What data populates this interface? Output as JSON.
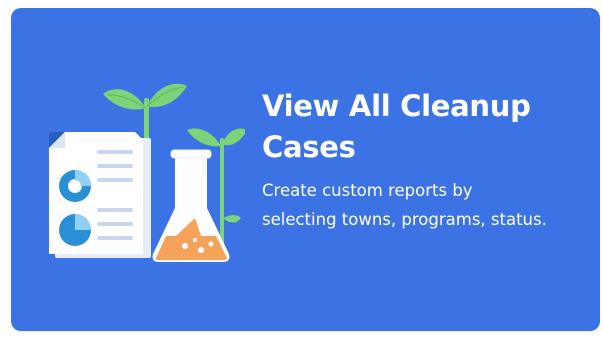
{
  "card": {
    "title": "View All Cleanup Cases",
    "description": "Create custom reports by selecting towns, programs, status.",
    "background_color": "#3b73e4",
    "text_color": "#ffffff"
  },
  "illustration": {
    "icons": [
      "report-document-icon",
      "pie-chart-icon",
      "lab-flask-icon",
      "plant-sprout-icon"
    ],
    "colors": {
      "leaf": "#7cd478",
      "stem": "#7cd478",
      "document": "#ffffff",
      "chart": "#2a8fd4",
      "flask_liquid": "#f5a35a"
    }
  }
}
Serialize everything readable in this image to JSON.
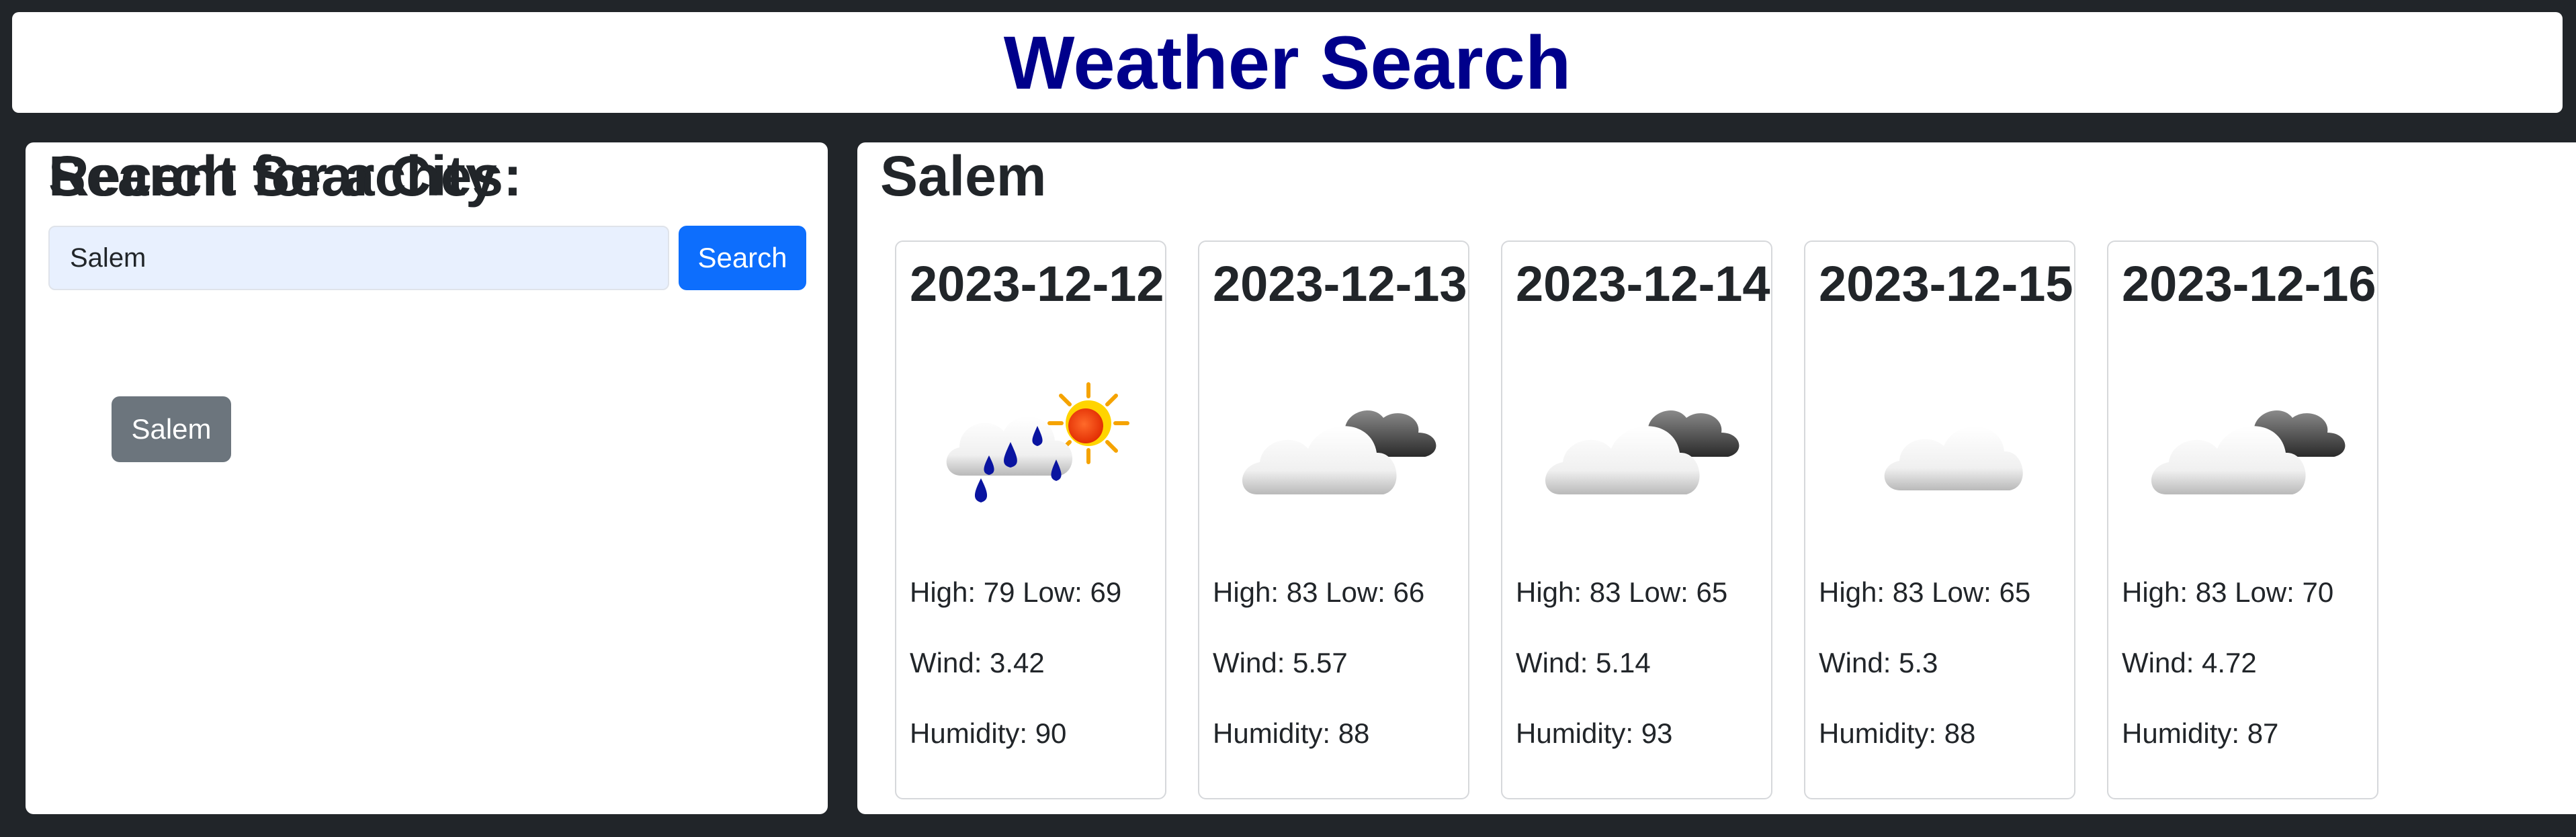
{
  "header": {
    "title": "Weather Search"
  },
  "sidebar": {
    "heading": "Search for a City",
    "search_value": "Salem",
    "search_button": "Search",
    "recent_heading": "Recent Searches:",
    "recent": [
      "Salem"
    ]
  },
  "main": {
    "city": "Salem",
    "forecast": [
      {
        "date": "2023-12-12",
        "icon": "rain-sun-icon",
        "temps": "High: 79 Low: 69",
        "wind": "Wind: 3.42",
        "humidity": "Humidity: 90"
      },
      {
        "date": "2023-12-13",
        "icon": "cloudy-icon",
        "temps": "High: 83 Low: 66",
        "wind": "Wind: 5.57",
        "humidity": "Humidity: 88"
      },
      {
        "date": "2023-12-14",
        "icon": "cloudy-icon",
        "temps": "High: 83 Low: 65",
        "wind": "Wind: 5.14",
        "humidity": "Humidity: 93"
      },
      {
        "date": "2023-12-15",
        "icon": "cloud-icon",
        "temps": "High: 83 Low: 65",
        "wind": "Wind: 5.3",
        "humidity": "Humidity: 88"
      },
      {
        "date": "2023-12-16",
        "icon": "cloudy-icon",
        "temps": "High: 83 Low: 70",
        "wind": "Wind: 4.72",
        "humidity": "Humidity: 87"
      }
    ]
  },
  "colors": {
    "page_bg": "#212529",
    "title": "#00008b",
    "primary": "#0d6efd",
    "secondary": "#6c757d",
    "input_bg": "#e8f0fe"
  }
}
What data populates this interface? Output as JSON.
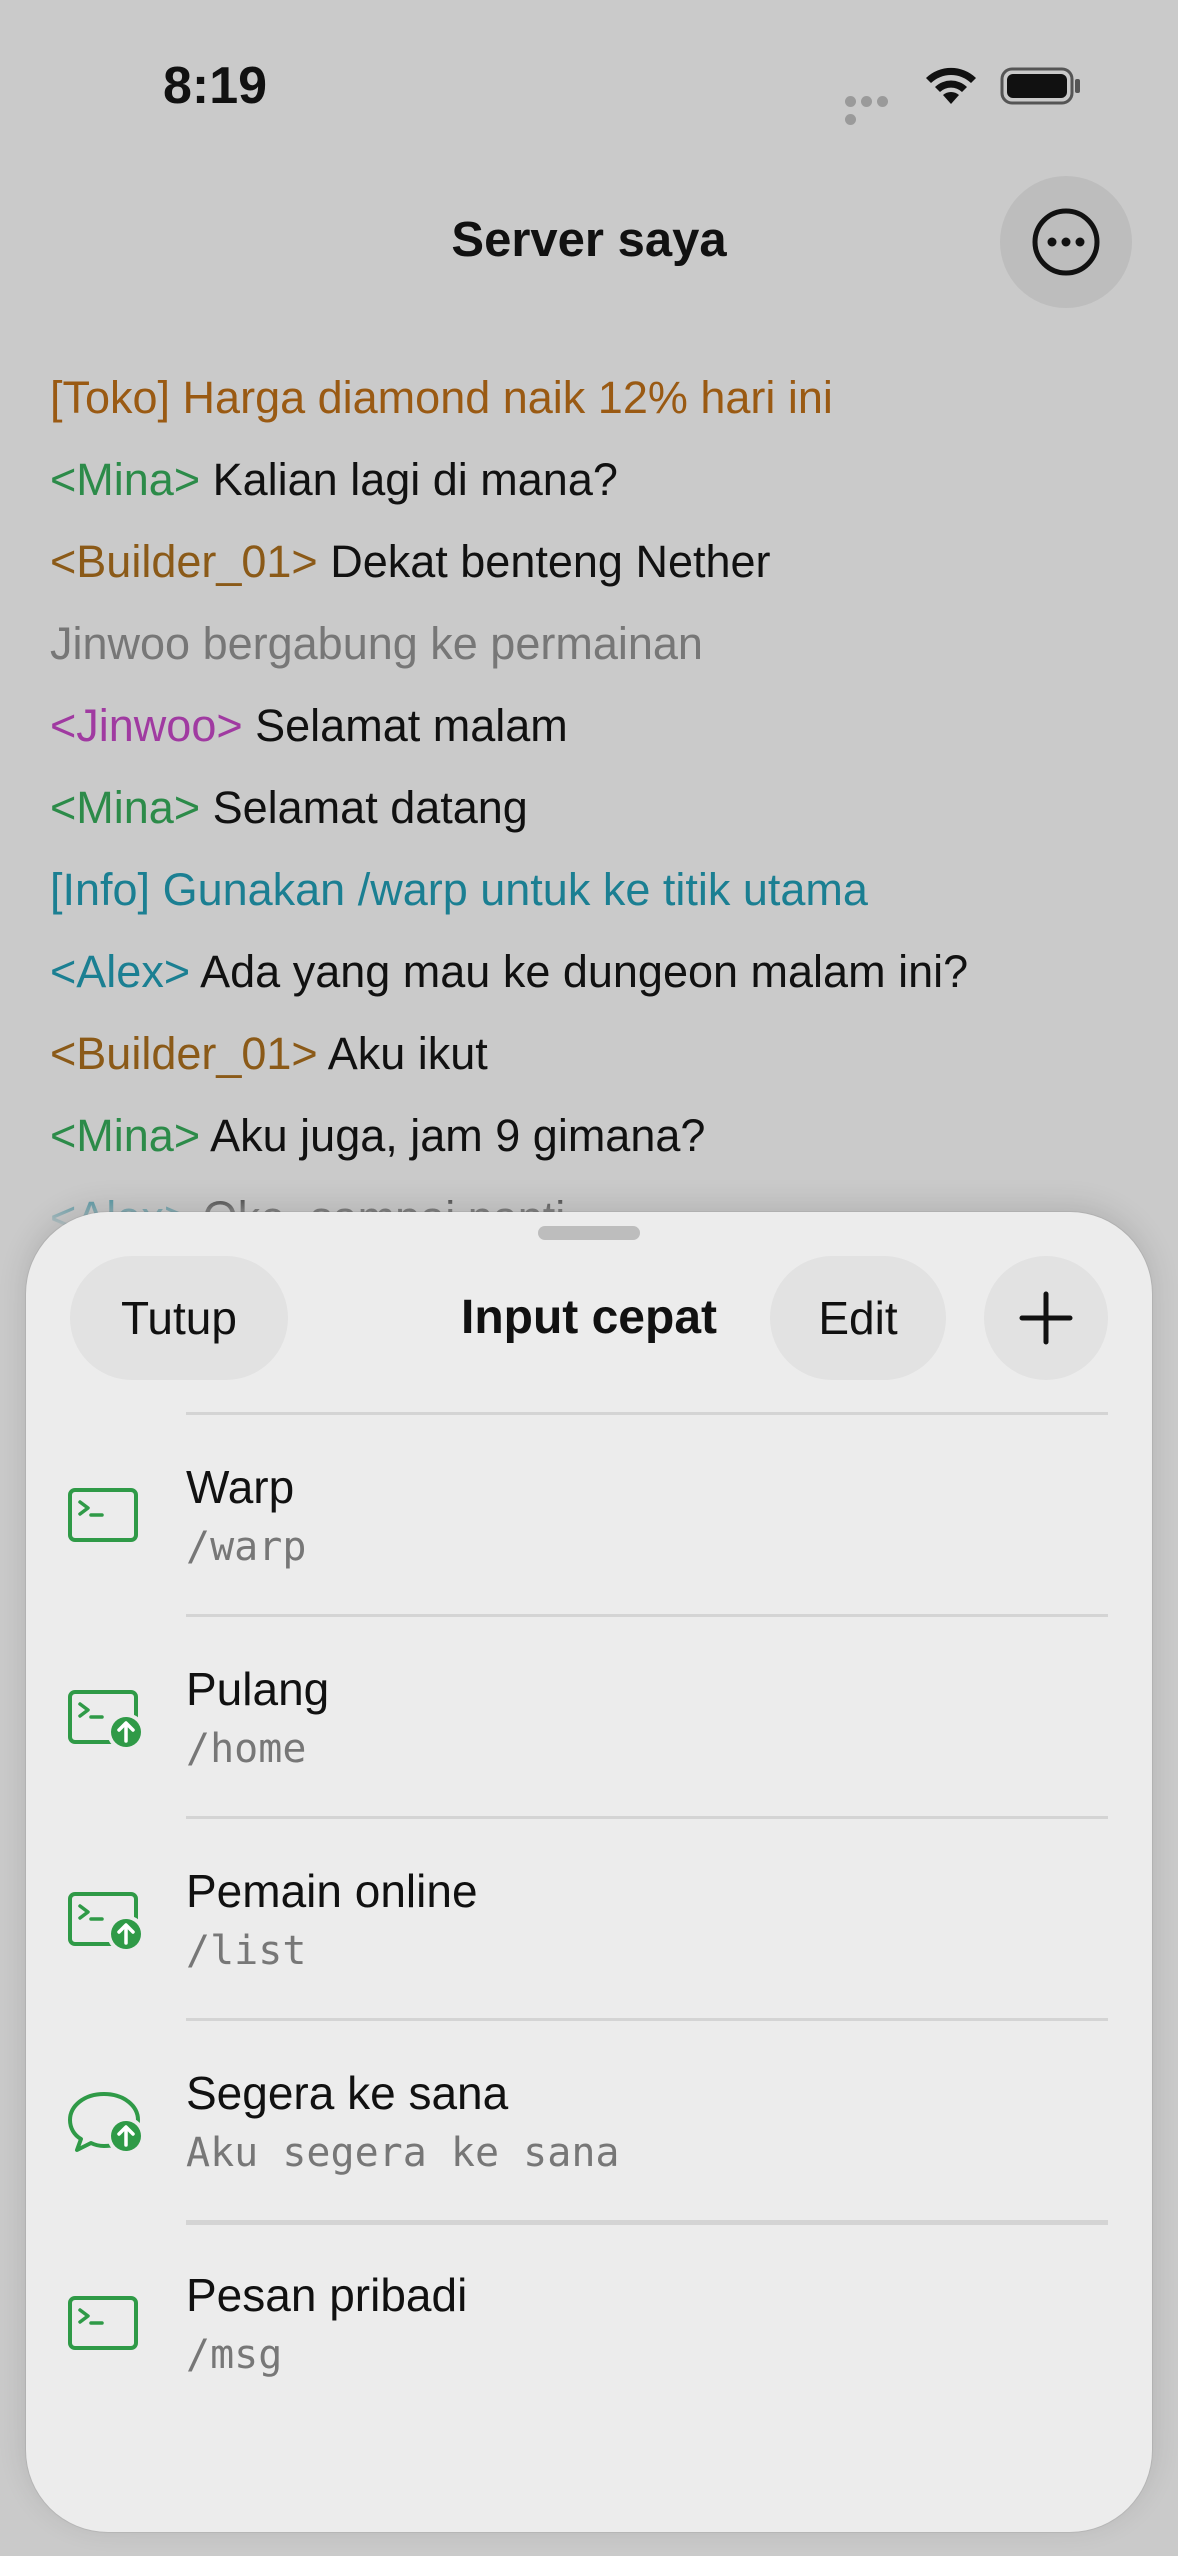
{
  "status_bar": {
    "time": "8:19"
  },
  "header": {
    "title": "Server saya",
    "more_icon": "ellipsis-circle-icon"
  },
  "chat": [
    {
      "parts": [
        {
          "text": "[Toko] Harga diamond naik 12% hari ini",
          "style": "c-shop"
        }
      ]
    },
    {
      "parts": [
        {
          "text": "<Mina>",
          "style": "c-green"
        },
        {
          "text": " Kalian lagi di mana?",
          "style": "c-text"
        }
      ]
    },
    {
      "parts": [
        {
          "text": "<Builder_01>",
          "style": "c-brown"
        },
        {
          "text": " Dekat benteng Nether",
          "style": "c-text"
        }
      ]
    },
    {
      "parts": [
        {
          "text": "Jinwoo bergabung ke permainan",
          "style": "c-gray"
        }
      ]
    },
    {
      "parts": [
        {
          "text": "<Jinwoo>",
          "style": "c-purple"
        },
        {
          "text": " Selamat malam",
          "style": "c-text"
        }
      ]
    },
    {
      "parts": [
        {
          "text": "<Mina>",
          "style": "c-green"
        },
        {
          "text": " Selamat datang",
          "style": "c-text"
        }
      ]
    },
    {
      "parts": [
        {
          "text": "[Info] Gunakan /warp untuk ke titik utama",
          "style": "c-teal"
        }
      ]
    },
    {
      "parts": [
        {
          "text": "<Alex>",
          "style": "c-teal"
        },
        {
          "text": " Ada yang mau ke dungeon malam ini?",
          "style": "c-text"
        }
      ]
    },
    {
      "parts": [
        {
          "text": "<Builder_01>",
          "style": "c-brown"
        },
        {
          "text": " Aku ikut",
          "style": "c-text"
        }
      ]
    },
    {
      "parts": [
        {
          "text": "<Mina>",
          "style": "c-green"
        },
        {
          "text": " Aku juga, jam 9 gimana?",
          "style": "c-text"
        }
      ]
    },
    {
      "parts": [
        {
          "text": "<Alex>",
          "style": "c-teal"
        },
        {
          "text": " Oke, sampai nanti",
          "style": "c-text"
        }
      ]
    }
  ],
  "sheet": {
    "title": "Input cepat",
    "close_label": "Tutup",
    "edit_label": "Edit",
    "add_icon": "plus-icon",
    "items": [
      {
        "label": "Warp",
        "command": "/warp",
        "icon": "terminal-icon"
      },
      {
        "label": "Pulang",
        "command": "/home",
        "icon": "terminal-send-icon"
      },
      {
        "label": "Pemain online",
        "command": "/list",
        "icon": "terminal-send-icon"
      },
      {
        "label": "Segera ke sana",
        "command": "Aku segera ke sana",
        "icon": "chat-bubble-send-icon"
      },
      {
        "label": "Pesan pribadi",
        "command": "/msg",
        "icon": "terminal-icon"
      }
    ]
  },
  "colors": {
    "accent_green": "#2f9a47",
    "background": "#cacaca",
    "sheet_background": "#ececec"
  }
}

···

Task to complete – Reproduce all entries without any change, and omit the pictures.

Full output –
What data populates this interface? Output as JSON.
{
  "card": {
    "title": "View All Cleanup Cases",
    "description": "Create custom reports by selecting towns, programs, status.",
    "background_color": "#3b73e4",
    "text_color": "#ffffff"
  },
  "illustration": {
    "icons": [
      "report-document-icon",
      "pie-chart-icon",
      "lab-flask-icon",
      "plant-sprout-icon"
    ],
    "colors": {
      "leaf": "#7cd478",
      "stem": "#7cd478",
      "document": "#ffffff",
      "chart": "#2a8fd4",
      "flask_liquid": "#f5a35a"
    }
  }
}
Serialize everything readable in this image to JSON.
{
  "header": {
    "title": "Weather Search"
  },
  "sidebar": {
    "heading": "Search for a City",
    "search_value": "Salem",
    "search_button": "Search",
    "recent_heading": "Recent Searches:",
    "recent": [
      "Salem"
    ]
  },
  "main": {
    "city": "Salem",
    "forecast": [
      {
        "date": "2023-12-12",
        "icon": "rain-sun-icon",
        "temps": "High: 79 Low: 69",
        "wind": "Wind: 3.42",
        "humidity": "Humidity: 90"
      },
      {
        "date": "2023-12-13",
        "icon": "cloudy-icon",
        "temps": "High: 83 Low: 66",
        "wind": "Wind: 5.57",
        "humidity": "Humidity: 88"
      },
      {
        "date": "2023-12-14",
        "icon": "cloudy-icon",
        "temps": "High: 83 Low: 65",
        "wind": "Wind: 5.14",
        "humidity": "Humidity: 93"
      },
      {
        "date": "2023-12-15",
        "icon": "cloud-icon",
        "temps": "High: 83 Low: 65",
        "wind": "Wind: 5.3",
        "humidity": "Humidity: 88"
      },
      {
        "date": "2023-12-16",
        "icon": "cloudy-icon",
        "temps": "High: 83 Low: 70",
        "wind": "Wind: 4.72",
        "humidity": "Humidity: 87"
      }
    ]
  },
  "colors": {
    "page_bg": "#212529",
    "title": "#00008b",
    "primary": "#0d6efd",
    "secondary": "#6c757d",
    "input_bg": "#e8f0fe"
  }
}
What data populates this interface? Output as JSON.
{
  "status_bar": {
    "time": "8:19"
  },
  "header": {
    "title": "Server saya",
    "more_icon": "ellipsis-circle-icon"
  },
  "chat": [
    {
      "parts": [
        {
          "text": "[Toko] Harga diamond naik 12% hari ini",
          "style": "c-shop"
        }
      ]
    },
    {
      "parts": [
        {
          "text": "<Mina>",
          "style": "c-green"
        },
        {
          "text": " Kalian lagi di mana?",
          "style": "c-text"
        }
      ]
    },
    {
      "parts": [
        {
          "text": "<Builder_01>",
          "style": "c-brown"
        },
        {
          "text": " Dekat benteng Nether",
          "style": "c-text"
        }
      ]
    },
    {
      "parts": [
        {
          "text": "Jinwoo bergabung ke permainan",
          "style": "c-gray"
        }
      ]
    },
    {
      "parts": [
        {
          "text": "<Jinwoo>",
          "style": "c-purple"
        },
        {
          "text": " Selamat malam",
          "style": "c-text"
        }
      ]
    },
    {
      "parts": [
        {
          "text": "<Mina>",
          "style": "c-green"
        },
        {
          "text": " Selamat datang",
          "style": "c-text"
        }
      ]
    },
    {
      "parts": [
        {
          "text": "[Info] Gunakan /warp untuk ke titik utama",
          "style": "c-teal"
        }
      ]
    },
    {
      "parts": [
        {
          "text": "<Alex>",
          "style": "c-teal"
        },
        {
          "text": " Ada yang mau ke dungeon malam ini?",
          "style": "c-text"
        }
      ]
    },
    {
      "parts": [
        {
          "text": "<Builder_01>",
          "style": "c-brown"
        },
        {
          "text": " Aku ikut",
          "style": "c-text"
        }
      ]
    },
    {
      "parts": [
        {
          "text": "<Mina>",
          "style": "c-green"
        },
        {
          "text": " Aku juga, jam 9 gimana?",
          "style": "c-text"
        }
      ]
    },
    {
      "parts": [
        {
          "text": "<Alex>",
          "style": "c-teal"
        },
        {
          "text": " Oke, sampai nanti",
          "style": "c-text"
        }
      ]
    }
  ],
  "sheet": {
    "title": "Input cepat",
    "close_label": "Tutup",
    "edit_label": "Edit",
    "add_icon": "plus-icon",
    "items": [
      {
        "label": "Warp",
        "command": "/warp",
        "icon": "terminal-icon"
      },
      {
        "label": "Pulang",
        "command": "/home",
        "icon": "terminal-send-icon"
      },
      {
        "label": "Pemain online",
        "command": "/list",
        "icon": "terminal-send-icon"
      },
      {
        "label": "Segera ke sana",
        "command": "Aku segera ke sana",
        "icon": "chat-bubble-send-icon"
      },
      {
        "label": "Pesan pribadi",
        "command": "/msg",
        "icon": "terminal-icon"
      }
    ]
  },
  "colors": {
    "accent_green": "#2f9a47",
    "background": "#cacaca",
    "sheet_background": "#ececec"
  }
}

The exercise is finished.